• _Yapılacak İşler_
(1) Okuma parçasına göre yönetmen aslında nasıl bir yorumcudur?
(2) Okuma parçasında "Şiirini şair bir" ile "yapıtlardır sahne eserleri." arasındaki kısmı, bu iki ifade de dahil olmak üzere yazın.

Şiirini şair bir ritimle hareketler. Bazen bir şarkı dinleriz ve bu tam da demek istediğimiz her şeyi özetliyor gibidir. Biri çıkar onunla ilgili bir film yapar ve işte bu deriz. Bu yönetmen, bu şarkıdaki olayları nasıl gördü böyle, der ve onu takdir ederiz. Aslında yönetmen bir duygu-düşünce yorumcusudur. Besteci tıpkı şair gibi en arı olanı kullanır doğrudan kulağa kalbe hitap edeni… Yönetmen aracıdır burada eğer müzikten hareketle bir film çekiyorsa… Odağın müzik olduğu…
Görüntülerin, billur notalara dönüştüğü ve notaların sözlerle açıldığı ve yeniden müzikle kapandığı bir yapıtlardır sahne eserleri.

• _Verilen Bilgiler_
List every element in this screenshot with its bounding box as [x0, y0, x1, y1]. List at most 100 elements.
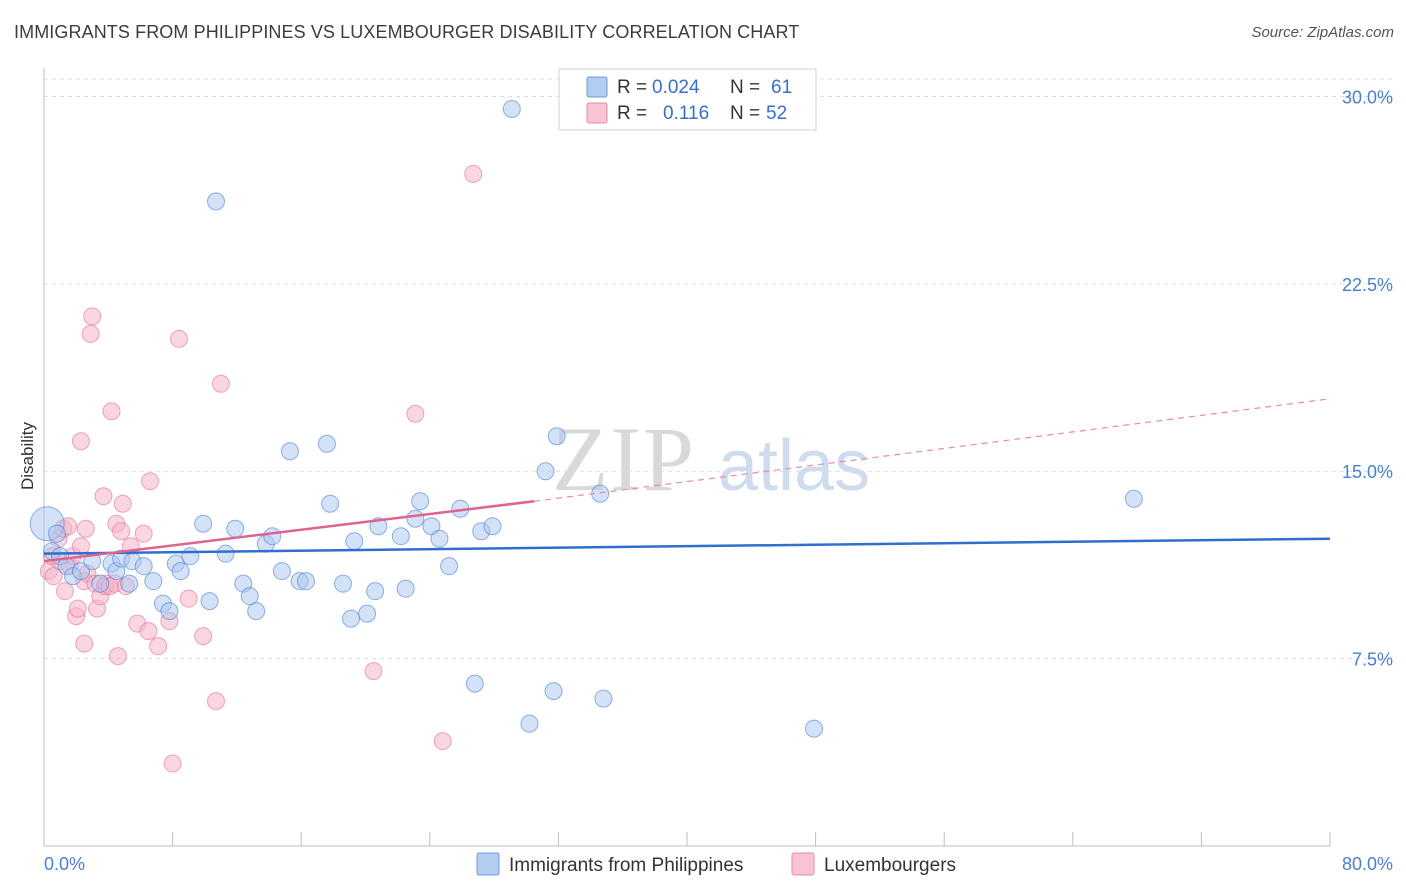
luxembourgers-point-13 — [71, 432, 90, 451]
luxembourgers-point-45 — [207, 692, 226, 711]
philippines-point-15 — [144, 572, 163, 591]
philippines-point-48 — [430, 529, 449, 548]
luxembourgers-point-44 — [194, 627, 213, 646]
legend-n-value-2: 52 — [766, 103, 787, 124]
philippines-point-24 — [216, 544, 235, 563]
philippines-point-2 — [47, 524, 66, 543]
philippines-point-62 — [1124, 489, 1143, 508]
philippines-point-45 — [406, 509, 425, 528]
philippines-point-49 — [440, 557, 459, 576]
luxembourgers-point-32 — [113, 494, 132, 513]
legend-r-value-2: 0.116 — [663, 103, 709, 124]
philippines-point-19 — [171, 562, 190, 581]
series-legend-swatch-luxembourgers — [791, 852, 815, 876]
luxembourgers-point-27 — [102, 402, 121, 421]
y-tick-label-0: 7.5% — [1352, 650, 1393, 670]
gridlines — [44, 78, 1393, 660]
luxembourgers-point-19 — [83, 307, 102, 326]
y-axis-label: Disability — [18, 421, 37, 490]
philippines-point-35 — [317, 434, 336, 453]
legend-swatch-luxembourgers — [586, 102, 608, 124]
philippines-point-40 — [358, 604, 377, 623]
philippines-point-25 — [226, 519, 245, 538]
philippines-point-55 — [520, 714, 539, 733]
philippines-point-37 — [333, 574, 352, 593]
luxembourgers-point-41 — [163, 754, 182, 773]
luxembourgers-point-18 — [81, 324, 100, 343]
stats-legend: R = 0.024 N = 61 R = 0.116 N = 52 — [558, 68, 817, 131]
luxembourgers-trend-extension — [534, 398, 1331, 502]
philippines-point-43 — [391, 527, 410, 546]
y-tick-label-3: 30.0% — [1342, 87, 1393, 107]
x-tick-label-max: 80.0% — [1342, 854, 1393, 874]
philippines-trend-line — [43, 537, 1331, 555]
philippines-point-39 — [345, 532, 364, 551]
legend-r-label-1: R = — [617, 77, 647, 98]
luxembourgers-point-15 — [75, 634, 94, 653]
philippines-point-36 — [321, 494, 340, 513]
philippines-point-60 — [594, 689, 613, 708]
philippines-point-22 — [200, 592, 219, 611]
watermark-atlas: atlas — [718, 426, 870, 506]
series-legend: Immigrants from Philippines Luxembourger… — [476, 852, 956, 876]
legend-swatch-philippines — [586, 76, 608, 98]
philippines-point-28 — [247, 602, 266, 621]
chart-title: IMMIGRANTS FROM PHILIPPINES VS LUXEMBOUR… — [14, 22, 800, 42]
x-ticks — [43, 832, 1331, 846]
philippines-point-58 — [547, 427, 566, 446]
series-legend-swatch-philippines — [476, 852, 500, 876]
luxembourgers-point-42 — [170, 329, 189, 348]
philippines-point-53 — [483, 517, 502, 536]
luxembourgers-point-6 — [55, 582, 74, 601]
trend-lines — [43, 398, 1331, 563]
philippines-point-27 — [240, 587, 259, 606]
luxembourgers-point-39 — [149, 637, 168, 656]
luxembourgers-trend-line — [43, 499, 535, 563]
source-credit: Source: ZipAtlas.com — [1251, 24, 1394, 41]
y-tick-label-2: 22.5% — [1342, 275, 1393, 295]
philippines-point-23 — [207, 192, 226, 211]
luxembourgers-point-48 — [406, 404, 425, 423]
philippines-point-51 — [465, 674, 484, 693]
philippines-point-14 — [134, 557, 153, 576]
luxembourgers-point-38 — [141, 472, 160, 491]
philippines-point-44 — [396, 579, 415, 598]
philippines-point-56 — [536, 462, 555, 481]
luxembourgers-point-30 — [108, 647, 127, 666]
philippines-point-6 — [71, 562, 90, 581]
philippines-point-54 — [502, 99, 521, 118]
philippines-point-61 — [804, 719, 823, 738]
luxembourgers-point-12 — [71, 537, 90, 556]
philippines-points — [29, 99, 1143, 738]
luxembourgers-point-23 — [94, 487, 113, 506]
philippines-point-21 — [194, 514, 213, 533]
luxembourgers-point-49 — [433, 732, 452, 751]
watermark: ZIP atlas — [552, 408, 870, 510]
luxembourgers-point-46 — [211, 374, 230, 393]
luxembourgers-point-43 — [179, 589, 198, 608]
luxembourgers-point-2 — [44, 567, 63, 586]
philippines-point-17 — [160, 602, 179, 621]
legend-n-value-1: 61 — [771, 77, 792, 98]
philippines-point-20 — [181, 547, 200, 566]
luxembourgers-point-37 — [139, 622, 158, 641]
luxembourgers-point-50 — [464, 164, 483, 183]
philippines-point-30 — [263, 527, 282, 546]
series-legend-label-luxembourgers: Luxembourgers — [824, 855, 956, 876]
legend-n-label-2: N = — [730, 103, 760, 124]
legend-r-label-2: R = — [617, 103, 647, 124]
watermark-zip: ZIP — [552, 408, 696, 510]
luxembourgers-point-11 — [68, 599, 87, 618]
philippines-point-12 — [120, 574, 139, 593]
luxembourgers-points — [39, 164, 483, 773]
series-legend-label-philippines: Immigrants from Philippines — [509, 855, 743, 876]
luxembourgers-point-47 — [364, 662, 383, 681]
x-tick-label-min: 0.0% — [44, 854, 85, 874]
philippines-point-8 — [91, 574, 110, 593]
luxembourgers-point-31 — [112, 522, 131, 541]
philippines-point-38 — [342, 609, 361, 628]
luxembourgers-point-16 — [76, 519, 95, 538]
luxembourgers-point-36 — [134, 524, 153, 543]
y-tick-label-1: 15.0% — [1342, 462, 1393, 482]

• _Çözümler_
(1) Yönetmen aslında bir duygu-düşünce yorumcusudur.

(2)
Şiirini şair bir ritimle hareketler. Bazen bir şarkı dinleriz ve bu tam da demek istediğimiz her şeyi özetliyor gibidir. Biri çıkar onunla ilgili bir film yapar ve işte bu deriz. Bu yönetmen, bu şarkıdaki olayları nasıl gördü böyle, der ve onu takdir ederiz. Aslında yönetmen bir duygu-düşünce yorumcusudur. Besteci tıpkı şair gibi en arı olanı kullanır doğrudan kulağa kalbe hitap edeni… Yönetmen aracıdır burada eğer müzikten hareketle bir film çekiyorsa… Odağın müzik olduğu…
Görüntülerin, billur notalara dönüştüğü ve notaların sözlerle açıldığı ve yeniden müzikle kapandığı bir yapıtlardır sahne eserleri.